## Items:
● ● ● ● ● ● ●

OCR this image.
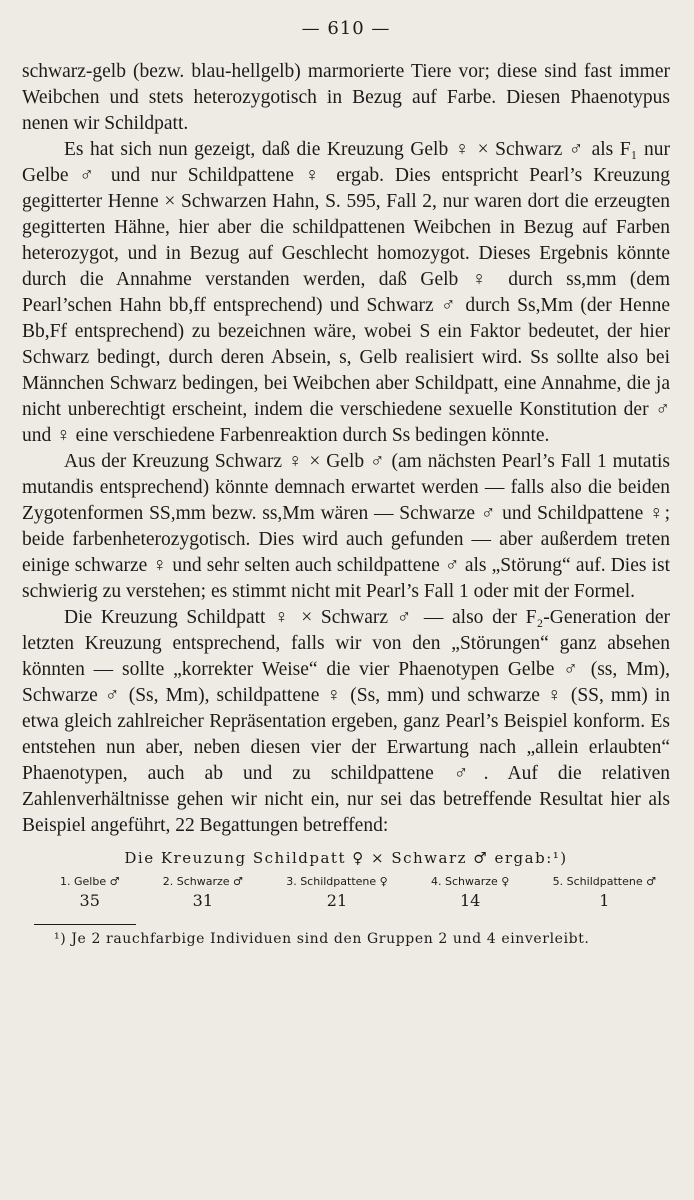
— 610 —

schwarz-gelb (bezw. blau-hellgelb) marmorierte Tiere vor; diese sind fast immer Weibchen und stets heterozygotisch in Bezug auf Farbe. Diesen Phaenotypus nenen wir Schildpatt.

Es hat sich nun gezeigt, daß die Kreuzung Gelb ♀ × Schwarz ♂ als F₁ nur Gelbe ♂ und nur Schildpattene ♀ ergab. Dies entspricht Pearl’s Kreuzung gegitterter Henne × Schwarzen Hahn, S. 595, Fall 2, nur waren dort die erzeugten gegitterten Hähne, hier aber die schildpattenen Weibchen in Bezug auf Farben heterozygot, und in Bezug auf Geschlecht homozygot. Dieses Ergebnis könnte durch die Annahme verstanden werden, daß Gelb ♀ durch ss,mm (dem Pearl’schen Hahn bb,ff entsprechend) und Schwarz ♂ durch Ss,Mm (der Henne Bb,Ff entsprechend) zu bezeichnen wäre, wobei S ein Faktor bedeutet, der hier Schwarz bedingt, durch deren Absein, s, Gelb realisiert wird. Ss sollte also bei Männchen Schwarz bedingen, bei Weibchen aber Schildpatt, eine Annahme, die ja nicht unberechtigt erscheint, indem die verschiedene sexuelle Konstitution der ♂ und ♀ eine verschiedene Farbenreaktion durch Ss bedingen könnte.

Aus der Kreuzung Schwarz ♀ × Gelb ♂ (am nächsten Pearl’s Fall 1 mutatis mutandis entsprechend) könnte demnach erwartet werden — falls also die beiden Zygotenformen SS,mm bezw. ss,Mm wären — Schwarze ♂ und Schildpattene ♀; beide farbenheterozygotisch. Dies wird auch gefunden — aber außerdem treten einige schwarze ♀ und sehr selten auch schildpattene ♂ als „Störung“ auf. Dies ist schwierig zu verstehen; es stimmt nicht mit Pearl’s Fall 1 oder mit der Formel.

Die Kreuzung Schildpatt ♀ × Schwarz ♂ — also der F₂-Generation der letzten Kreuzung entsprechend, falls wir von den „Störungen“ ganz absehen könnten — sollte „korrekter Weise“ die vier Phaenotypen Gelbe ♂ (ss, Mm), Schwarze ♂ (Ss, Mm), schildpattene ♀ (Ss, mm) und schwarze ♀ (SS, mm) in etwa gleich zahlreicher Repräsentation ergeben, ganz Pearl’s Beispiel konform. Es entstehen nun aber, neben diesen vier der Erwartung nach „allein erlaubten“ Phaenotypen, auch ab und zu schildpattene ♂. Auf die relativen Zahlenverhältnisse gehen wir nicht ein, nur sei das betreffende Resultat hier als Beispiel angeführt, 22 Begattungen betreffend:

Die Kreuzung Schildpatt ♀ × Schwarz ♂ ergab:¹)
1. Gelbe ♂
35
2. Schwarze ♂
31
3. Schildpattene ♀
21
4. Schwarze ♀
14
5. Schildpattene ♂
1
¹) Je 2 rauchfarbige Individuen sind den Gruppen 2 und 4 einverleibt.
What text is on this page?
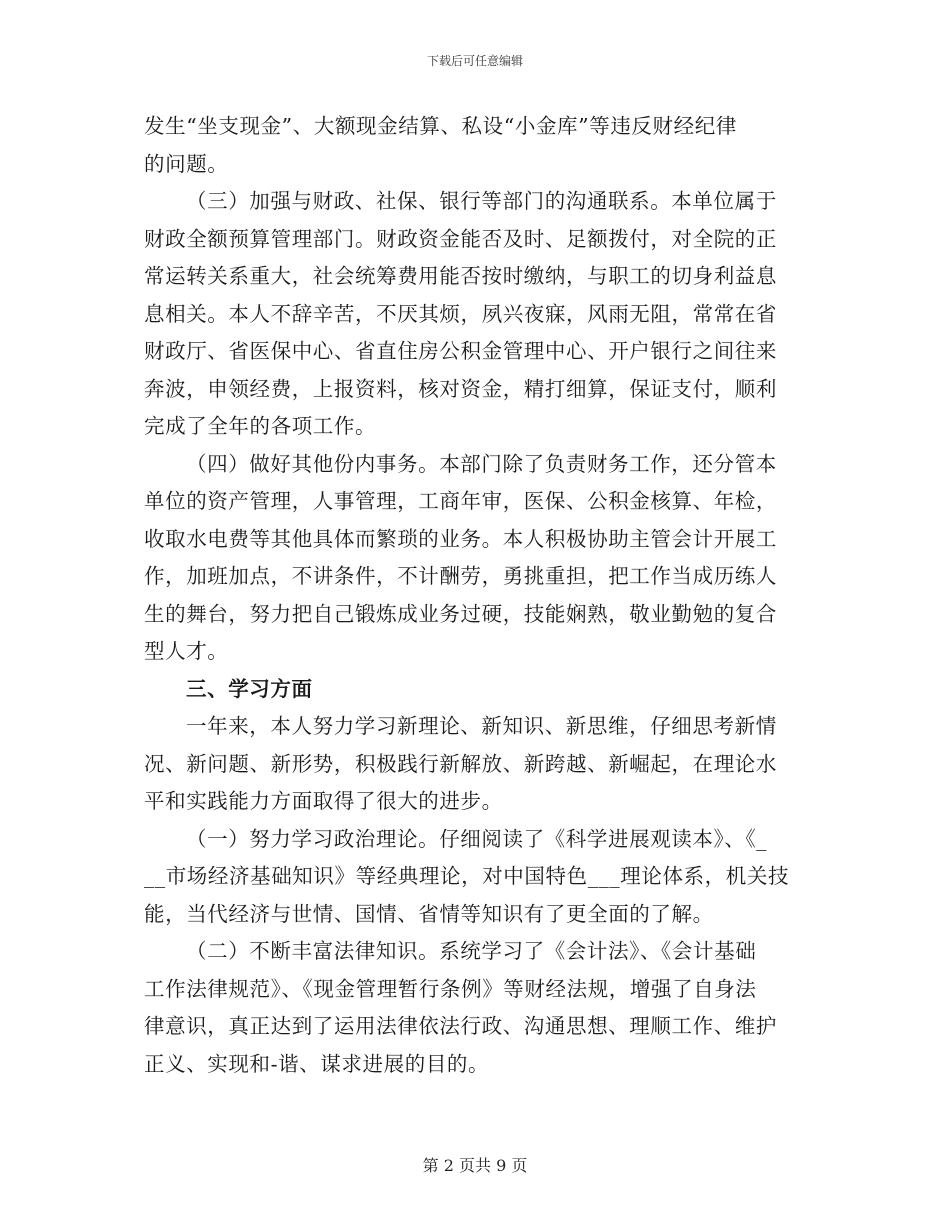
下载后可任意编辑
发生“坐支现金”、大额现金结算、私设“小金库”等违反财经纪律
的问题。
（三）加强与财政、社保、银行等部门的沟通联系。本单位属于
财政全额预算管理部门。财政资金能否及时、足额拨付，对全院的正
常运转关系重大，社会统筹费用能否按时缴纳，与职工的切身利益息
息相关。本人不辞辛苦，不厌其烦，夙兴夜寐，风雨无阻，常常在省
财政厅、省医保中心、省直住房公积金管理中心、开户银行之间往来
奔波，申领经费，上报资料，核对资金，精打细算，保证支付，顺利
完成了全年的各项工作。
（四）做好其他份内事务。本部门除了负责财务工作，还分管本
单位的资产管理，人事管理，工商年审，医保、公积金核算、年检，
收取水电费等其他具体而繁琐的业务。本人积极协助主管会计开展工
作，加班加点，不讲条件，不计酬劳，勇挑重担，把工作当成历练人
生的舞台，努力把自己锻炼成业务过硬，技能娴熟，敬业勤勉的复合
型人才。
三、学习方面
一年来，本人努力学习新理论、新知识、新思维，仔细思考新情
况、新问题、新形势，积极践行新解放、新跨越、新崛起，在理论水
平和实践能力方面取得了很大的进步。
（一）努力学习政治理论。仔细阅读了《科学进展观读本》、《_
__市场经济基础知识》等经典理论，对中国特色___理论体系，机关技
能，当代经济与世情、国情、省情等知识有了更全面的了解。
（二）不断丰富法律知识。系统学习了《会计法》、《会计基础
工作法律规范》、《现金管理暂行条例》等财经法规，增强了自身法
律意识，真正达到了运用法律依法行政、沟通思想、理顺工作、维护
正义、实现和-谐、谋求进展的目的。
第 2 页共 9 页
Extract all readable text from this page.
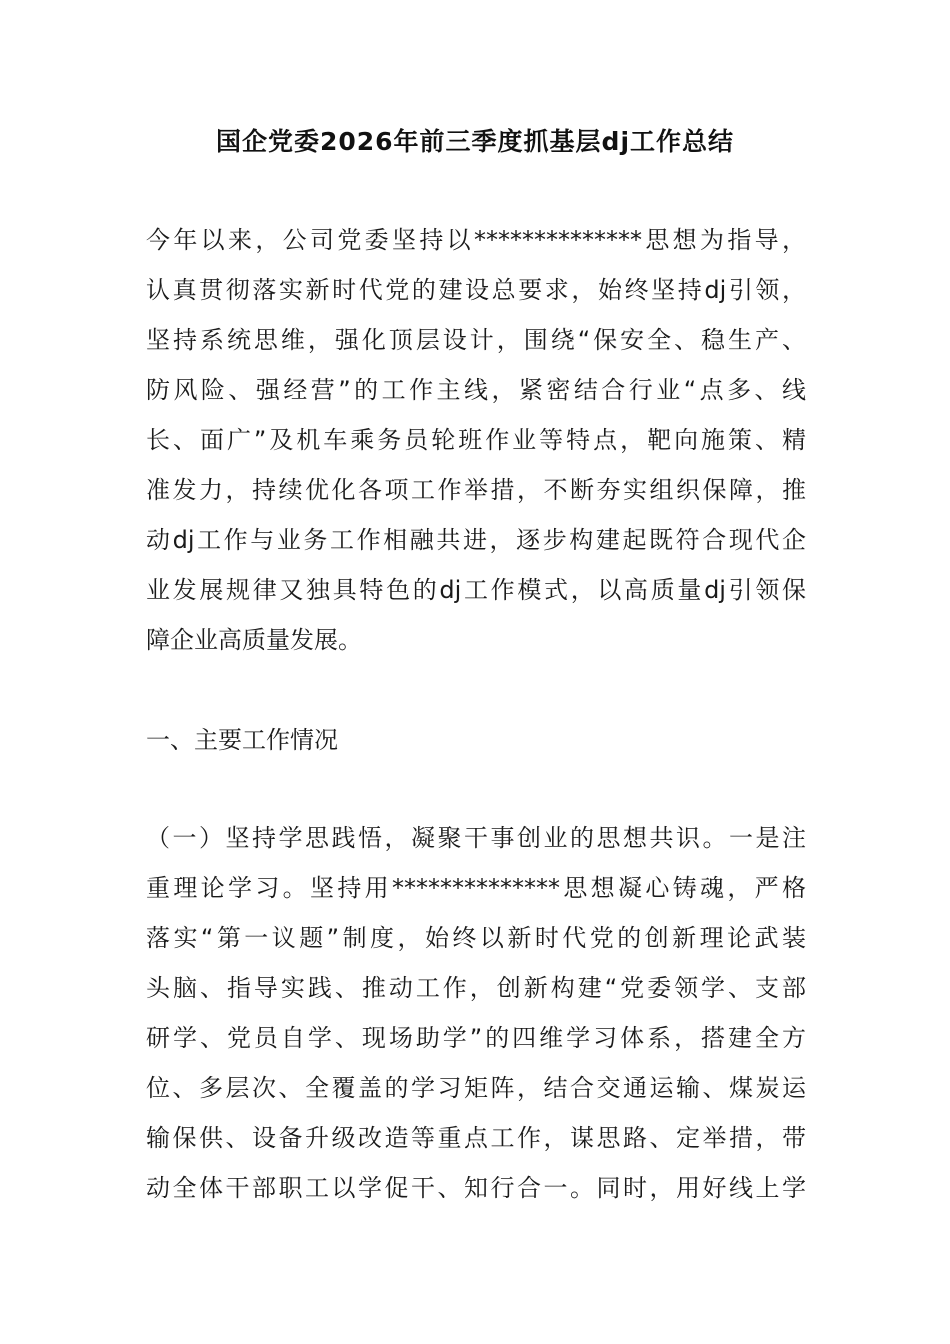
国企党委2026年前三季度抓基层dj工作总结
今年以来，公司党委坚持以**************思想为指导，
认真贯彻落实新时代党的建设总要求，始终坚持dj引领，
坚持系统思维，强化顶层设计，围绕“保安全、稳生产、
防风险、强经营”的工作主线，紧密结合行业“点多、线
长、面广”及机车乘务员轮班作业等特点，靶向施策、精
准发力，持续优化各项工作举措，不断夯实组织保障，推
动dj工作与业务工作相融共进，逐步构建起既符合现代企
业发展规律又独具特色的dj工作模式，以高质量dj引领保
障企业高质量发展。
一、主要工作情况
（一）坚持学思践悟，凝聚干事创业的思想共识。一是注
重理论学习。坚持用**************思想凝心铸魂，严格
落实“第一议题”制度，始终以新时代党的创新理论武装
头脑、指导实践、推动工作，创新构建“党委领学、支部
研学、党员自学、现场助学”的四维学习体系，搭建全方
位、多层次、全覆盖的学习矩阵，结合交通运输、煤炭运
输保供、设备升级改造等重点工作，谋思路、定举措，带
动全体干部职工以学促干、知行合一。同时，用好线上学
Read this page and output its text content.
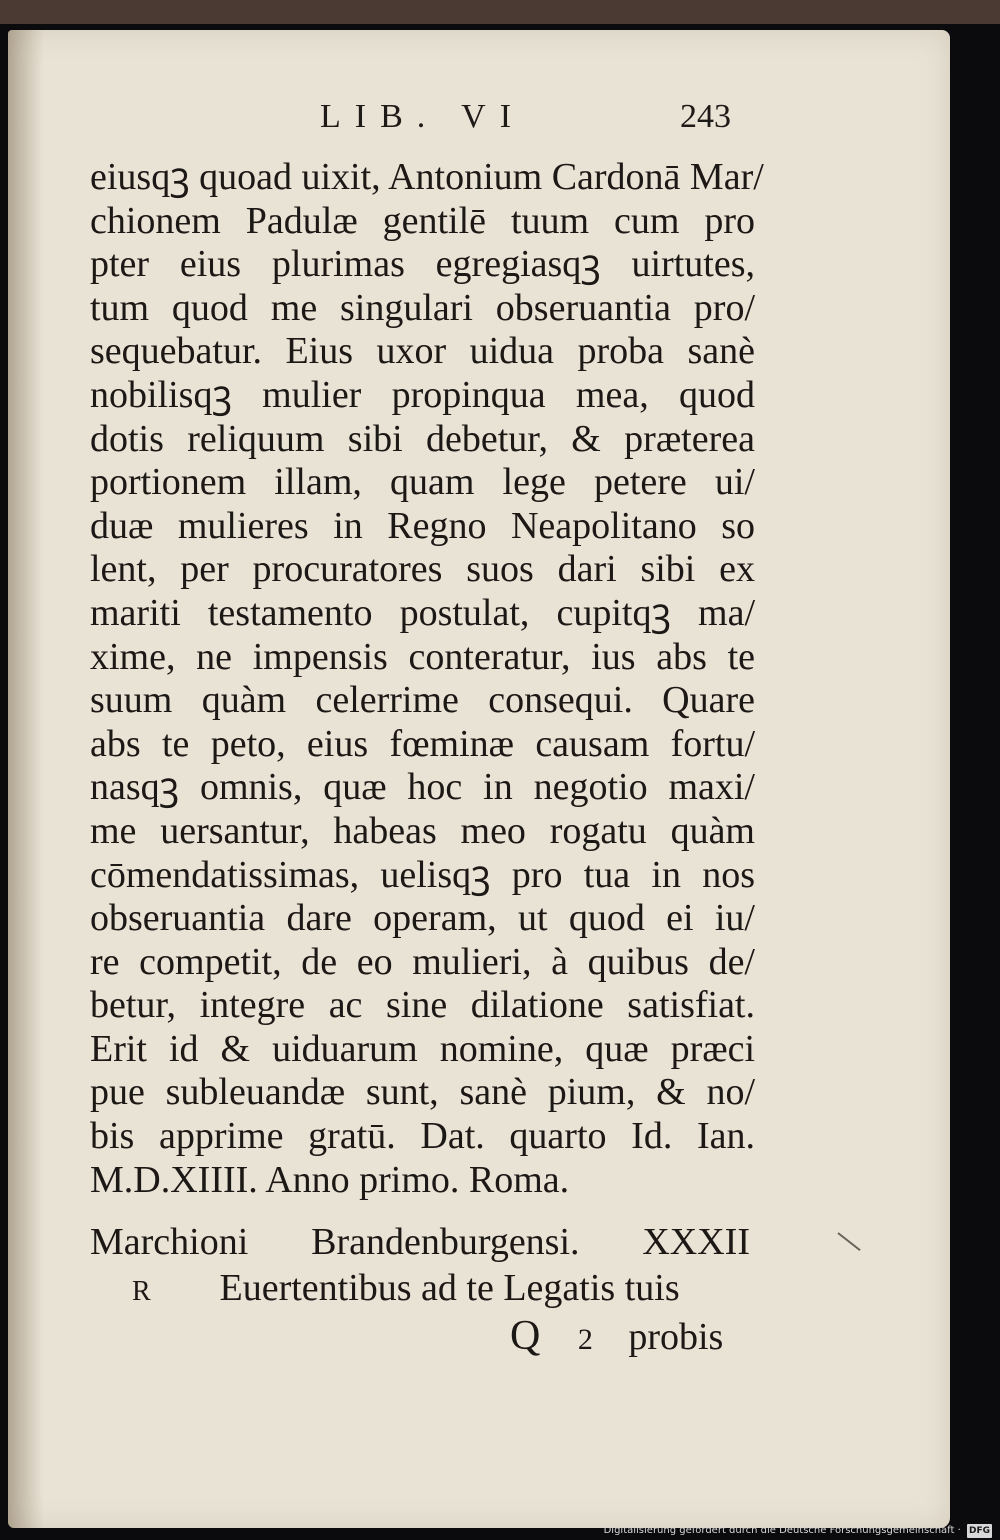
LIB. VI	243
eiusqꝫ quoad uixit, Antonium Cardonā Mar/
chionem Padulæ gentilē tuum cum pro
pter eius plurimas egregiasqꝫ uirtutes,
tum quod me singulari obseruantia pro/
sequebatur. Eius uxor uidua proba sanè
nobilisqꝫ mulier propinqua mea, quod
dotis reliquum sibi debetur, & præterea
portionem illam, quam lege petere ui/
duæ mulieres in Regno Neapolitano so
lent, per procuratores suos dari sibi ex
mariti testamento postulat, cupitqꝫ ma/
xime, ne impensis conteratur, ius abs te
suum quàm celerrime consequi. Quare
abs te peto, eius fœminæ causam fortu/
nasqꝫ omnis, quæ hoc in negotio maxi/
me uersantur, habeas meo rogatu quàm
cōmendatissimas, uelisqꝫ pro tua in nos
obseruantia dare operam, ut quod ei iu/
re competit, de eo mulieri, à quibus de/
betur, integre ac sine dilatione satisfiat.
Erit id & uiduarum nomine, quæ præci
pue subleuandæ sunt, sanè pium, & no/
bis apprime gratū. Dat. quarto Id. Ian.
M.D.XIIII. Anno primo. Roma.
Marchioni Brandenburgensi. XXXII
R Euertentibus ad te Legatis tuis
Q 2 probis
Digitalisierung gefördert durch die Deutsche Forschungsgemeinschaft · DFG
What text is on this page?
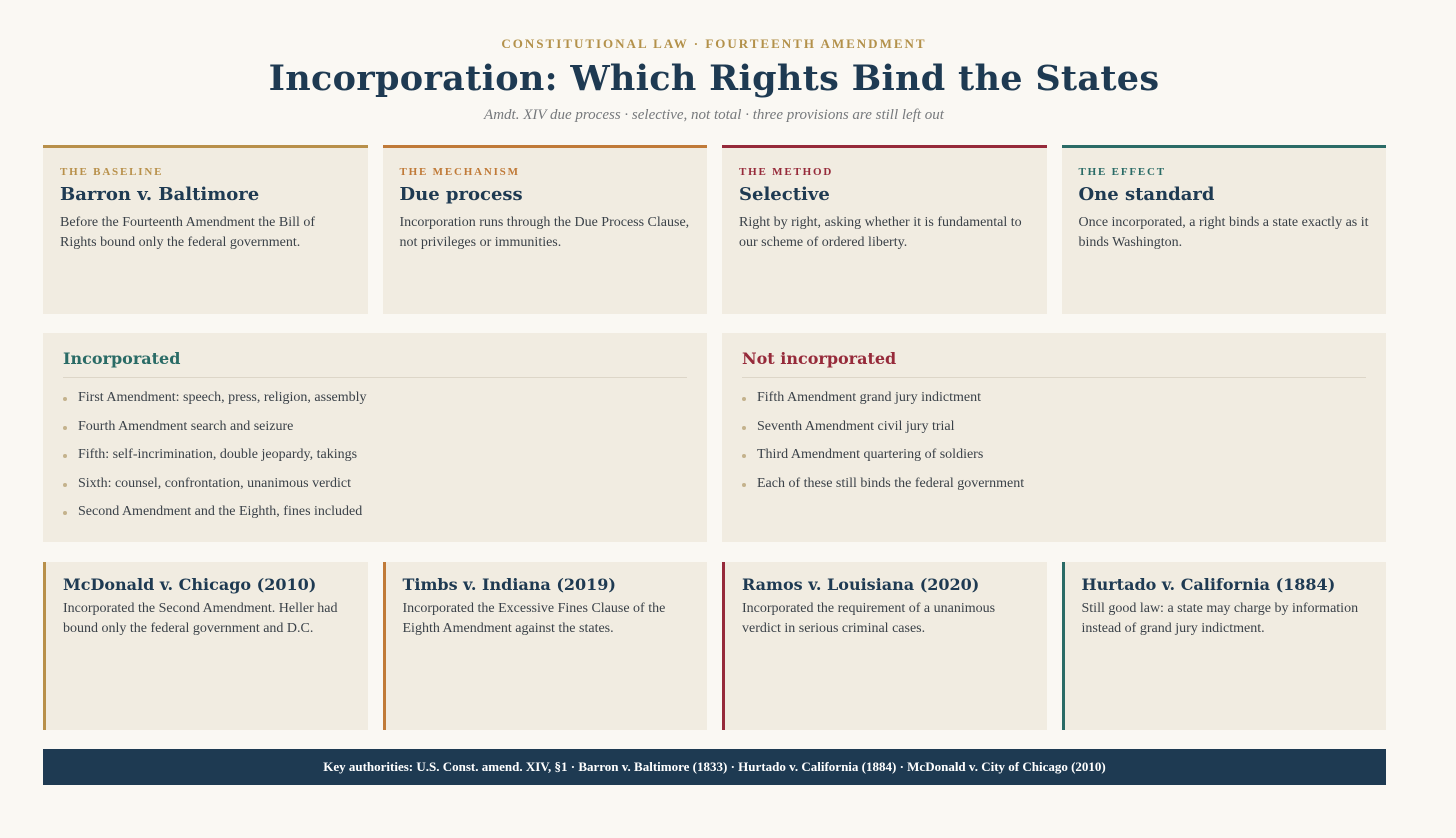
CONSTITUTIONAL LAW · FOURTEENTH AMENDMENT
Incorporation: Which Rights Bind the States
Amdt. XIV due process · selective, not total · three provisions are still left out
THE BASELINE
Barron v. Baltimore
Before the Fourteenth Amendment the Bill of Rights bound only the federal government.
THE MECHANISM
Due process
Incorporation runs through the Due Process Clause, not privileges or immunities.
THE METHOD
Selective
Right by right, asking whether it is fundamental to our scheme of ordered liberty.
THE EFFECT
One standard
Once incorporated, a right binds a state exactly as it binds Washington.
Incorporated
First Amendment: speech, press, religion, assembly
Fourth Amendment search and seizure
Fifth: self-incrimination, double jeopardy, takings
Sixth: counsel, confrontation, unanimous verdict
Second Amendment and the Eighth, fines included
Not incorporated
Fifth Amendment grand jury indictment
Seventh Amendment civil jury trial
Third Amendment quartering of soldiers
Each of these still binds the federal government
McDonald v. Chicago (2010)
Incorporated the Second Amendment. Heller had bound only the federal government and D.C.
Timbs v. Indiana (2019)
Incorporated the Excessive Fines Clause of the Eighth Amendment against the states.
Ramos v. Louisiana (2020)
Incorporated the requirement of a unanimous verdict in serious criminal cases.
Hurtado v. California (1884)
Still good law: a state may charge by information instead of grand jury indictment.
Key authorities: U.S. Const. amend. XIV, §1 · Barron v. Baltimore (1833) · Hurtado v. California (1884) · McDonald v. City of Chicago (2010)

● ● ● ● ● ● ●

## Task:
Copy each line in the data that holds the word "sibi".

## Output of the task:
dotis reliquum sibi debetur, & præterea
lent, per procuratores suos dari sibi ex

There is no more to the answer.